> [GIVEN PROBLEM] Your task is to copy the material exactly.

────────────────────────────────────────

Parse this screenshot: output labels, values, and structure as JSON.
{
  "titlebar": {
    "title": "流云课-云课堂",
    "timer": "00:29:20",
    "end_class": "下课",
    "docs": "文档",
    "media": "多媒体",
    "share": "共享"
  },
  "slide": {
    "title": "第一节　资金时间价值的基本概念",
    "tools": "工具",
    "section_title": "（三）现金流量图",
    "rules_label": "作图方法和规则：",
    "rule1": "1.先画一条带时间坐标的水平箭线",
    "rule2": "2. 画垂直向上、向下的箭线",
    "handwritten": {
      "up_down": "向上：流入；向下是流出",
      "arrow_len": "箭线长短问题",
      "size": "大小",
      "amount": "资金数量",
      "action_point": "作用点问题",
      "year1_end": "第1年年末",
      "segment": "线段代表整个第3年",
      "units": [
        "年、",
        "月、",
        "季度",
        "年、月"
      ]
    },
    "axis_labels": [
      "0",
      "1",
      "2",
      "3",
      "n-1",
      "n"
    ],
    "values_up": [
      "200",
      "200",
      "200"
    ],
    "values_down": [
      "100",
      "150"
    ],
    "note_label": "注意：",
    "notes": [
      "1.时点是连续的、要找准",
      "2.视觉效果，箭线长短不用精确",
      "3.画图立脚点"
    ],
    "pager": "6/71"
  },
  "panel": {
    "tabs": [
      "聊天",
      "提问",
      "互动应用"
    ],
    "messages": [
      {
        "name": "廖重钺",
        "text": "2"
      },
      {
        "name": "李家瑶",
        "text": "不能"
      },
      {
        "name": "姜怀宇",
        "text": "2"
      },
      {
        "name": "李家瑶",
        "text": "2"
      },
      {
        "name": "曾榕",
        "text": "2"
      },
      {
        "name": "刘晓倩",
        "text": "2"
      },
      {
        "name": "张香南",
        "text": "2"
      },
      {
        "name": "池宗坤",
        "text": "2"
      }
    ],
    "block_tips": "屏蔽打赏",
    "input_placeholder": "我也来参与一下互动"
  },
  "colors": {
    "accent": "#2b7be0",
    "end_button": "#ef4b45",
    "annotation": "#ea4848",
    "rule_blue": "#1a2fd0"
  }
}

────────────────────────────────────────

> [WORKED ANSWER]
Parse this screenshot: output labels, values, and structure as JSON.
{
  "titlebar": {
    "title": "流云课-云课堂",
    "timer": "00:29:20",
    "end_class": "下课",
    "docs": "文档",
    "media": "多媒体",
    "share": "共享"
  },
  "slide": {
    "title": "第一节　资金时间价值的基本概念",
    "tools": "工具",
    "section_title": "（三）现金流量图",
    "rules_label": "作图方法和规则：",
    "rule1": "1.先画一条带时间坐标的水平箭线",
    "rule2": "2. 画垂直向上、向下的箭线",
    "handwritten": {
      "up_down": "向上：流入；向下是流出",
      "arrow_len": "箭线长短问题",
      "size": "大小",
      "amount": "资金数量",
      "action_point": "作用点问题",
      "year1_end": "第1年年末",
      "segment": "线段代表整个第3年",
      "units": [
        "年、",
        "月、",
        "季度",
        "年、月"
      ]
    },
    "axis_labels": [
      "0",
      "1",
      "2",
      "3",
      "n-1",
      "n"
    ],
    "values_up": [
      "200",
      "200",
      "200"
    ],
    "values_down": [
      "100",
      "150"
    ],
    "note_label": "注意：",
    "notes": [
      "1.时点是连续的、要找准",
      "2.视觉效果，箭线长短不用精确",
      "3.画图立脚点"
    ],
    "pager": "6/71"
  },
  "panel": {
    "tabs": [
      "聊天",
      "提问",
      "互动应用"
    ],
    "messages": [
      {
        "name": "廖重钺",
        "text": "2"
      },
      {
        "name": "李家瑶",
        "text": "不能"
      },
      {
        "name": "姜怀宇",
        "text": "2"
      },
      {
        "name": "李家瑶",
        "text": "2"
      },
      {
        "name": "曾榕",
        "text": "2"
      },
      {
        "name": "刘晓倩",
        "text": "2"
      },
      {
        "name": "张香南",
        "text": "2"
      },
      {
        "name": "池宗坤",
        "text": "2"
      }
    ],
    "block_tips": "屏蔽打赏",
    "input_placeholder": "我也来参与一下互动"
  },
  "colors": {
    "accent": "#2b7be0",
    "end_button": "#ef4b45",
    "annotation": "#ea4848",
    "rule_blue": "#1a2fd0"
  }
}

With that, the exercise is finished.